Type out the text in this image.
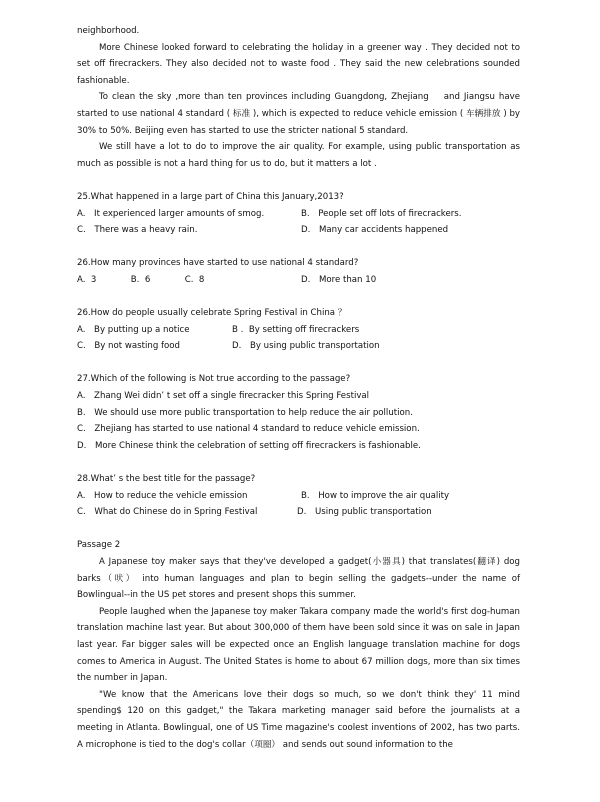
neighborhood.

More Chinese looked forward to celebrating the holiday in a greener way . They decided not to set off firecrackers. They also decided not to waste food . They said the new celebrations sounded fashionable.

To clean the sky ,more than ten provinces including Guangdong, Zhejiang　 and Jiangsu have started to use national 4 standard ( 标准 ), which is expected to reduce vehicle emission ( 车辆排放 ) by 30% to 50%. Beijing even has started to use the stricter national 5 standard.

We still have a lot to do to improve the air quality. For example, using public transportation as much as possible is not a hard thing for us to do, but it matters a lot .

25.What happened in a large part of China this January,2013?

A.　It experienced larger amounts of smog.	B.　People set off lots of firecrackers.
C.　There was a heavy rain.	D.　Many car accidents happened

26.How many provinces have started to use national 4 standard?

A.  3　　　　B.  6　　　　C.  8	D.　More than 10

26.How do people usually celebrate Spring Festival in China ？

A.　By putting up a notice	B .  By setting off firecrackers
C.　By not wasting food	D.　By using public transportation

27.Which of the following is Not true according to the passage?

A.　Zhang Wei didn’ t set off a single firecracker this Spring Festival

B.　We should use more public transportation to help reduce the air pollution.

C.　Zhejiang has started to use national 4 standard to reduce vehicle emission.

D.　More Chinese think the celebration of setting off firecrackers is fashionable.

28.What’ s the best title for the passage?

A.　How to reduce the vehicle emission	B.　How to improve the air quality
C.　What do Chinese do in Spring Festival	D.　Using public transportation

Passage 2

A Japanese toy maker says that they've developed a gadget(小器具) that translates(翻译) dog barks（吠） into human languages and plan to begin selling the gadgets--under the name of Bowlingual--in the US pet stores and present shops this summer.

People laughed when the Japanese toy maker Takara company made the world's first dog-human translation machine last year. But about 300,000 of them have been sold since it was on sale in Japan last year. Far bigger sales will be expected once an English language translation machine for dogs comes to America in August. The United States is home to about 67 million dogs, more than six times the number in Japan.

"We know that the Americans love their dogs so much, so we don't think they' 11 mind spending$ 120 on this gadget," the Takara marketing manager said before the journalists at a meeting in Atlanta. Bowlingual, one of US Time magazine's coolest inventions of 2002, has two parts. A microphone is tied to the dog's collar（项圈） and sends out sound information to the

____

Read the data above and count the lines that include "vehicle". Answer only with the count.

3